* [Raw data]:
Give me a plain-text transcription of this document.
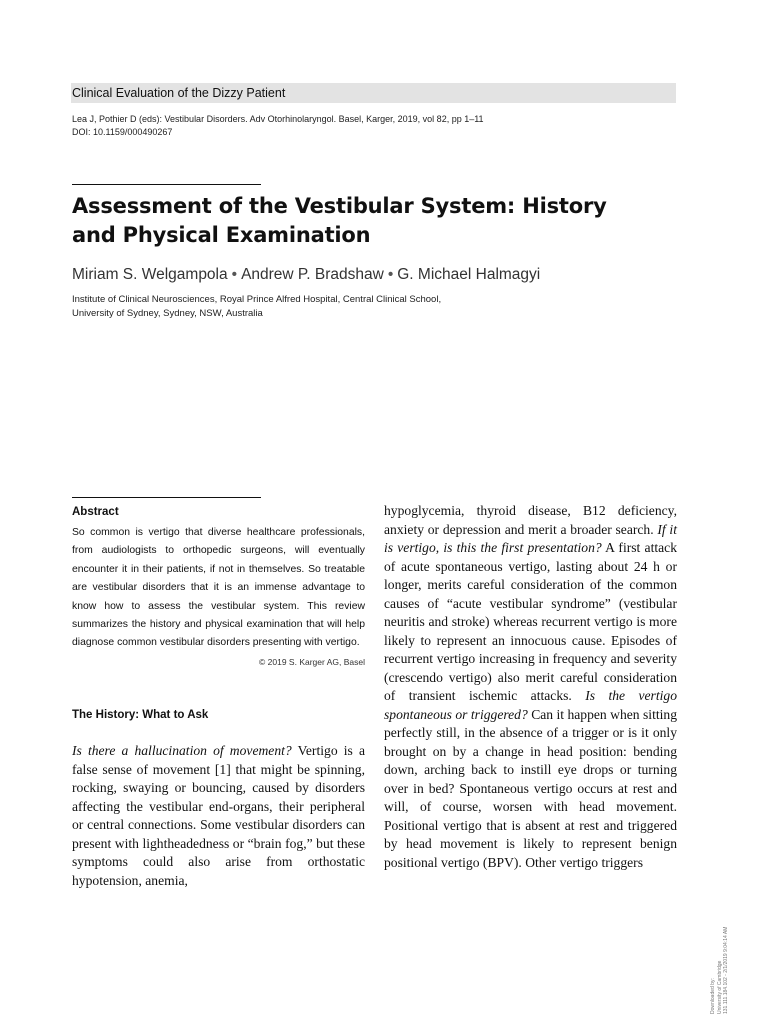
Clinical Evaluation of the Dizzy Patient
Lea J, Pothier D (eds): Vestibular Disorders. Adv Otorhinolaryngol. Basel, Karger, 2019, vol 82, pp 1–11
DOI: 10.1159/000490267
Assessment of the Vestibular System: History
and Physical Examination
Miriam S. Welgampola • Andrew P. Bradshaw • G. Michael Halmagyi
Institute of Clinical Neurosciences, Royal Prince Alfred Hospital, Central Clinical School,
University of Sydney, Sydney, NSW, Australia
Abstract
So common is vertigo that diverse healthcare professionals, from audiologists to orthopedic surgeons, will eventually encounter it in their patients, if not in themselves. So treatable are vestibular disorders that it is an immense advantage to know how to assess the vestibular system. This review summarizes the history and physical examination that will help diagnose common vestibular disorders presenting with vertigo.
© 2019 S. Karger AG, Basel
The History: What to Ask
Is there a hallucination of movement? Vertigo is a false sense of movement [1] that might be spinning, rocking, swaying or bouncing, caused by disorders affecting the vestibular end-organs, their peripheral or central connections. Some vestibular disorders can present with lightheadedness or “brain fog,” but these symptoms could also arise from orthostatic hypotension, anemia,
hypoglycemia, thyroid disease, B12 deficiency, anxiety or depression and merit a broader search. If it is vertigo, is this the first presentation? A first attack of acute spontaneous vertigo, lasting about 24 h or longer, merits careful consideration of the common causes of “acute vestibular syndrome” (vestibular neuritis and stroke) whereas recurrent vertigo is more likely to represent an innocuous cause. Episodes of recurrent vertigo increasing in frequency and severity (crescendo vertigo) also merit careful consideration of transient ischemic attacks. Is the vertigo spontaneous or triggered? Can it happen when sitting perfectly still, in the absence of a trigger or is it only brought on by a change in head position: bending down, arching back to instill eye drops or turning over in bed? Spontaneous vertigo occurs at rest and will, of course, worsen with head movement. Positional vertigo that is absent at rest and triggered by head movement is likely to represent benign positional vertigo (BPV). Other vertigo triggers
Downloaded by: University of Cambridge 131.111.184.102 - 2/1/2019 9:04:14 AM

* [What to work on]: Return each line in the records that holds the string "University".

* [Your response]:
University of Sydney, Sydney, NSW, Australia
Downloaded by: University of Cambridge 131.111.184.102 - 2/1/2019 9:04:14 AM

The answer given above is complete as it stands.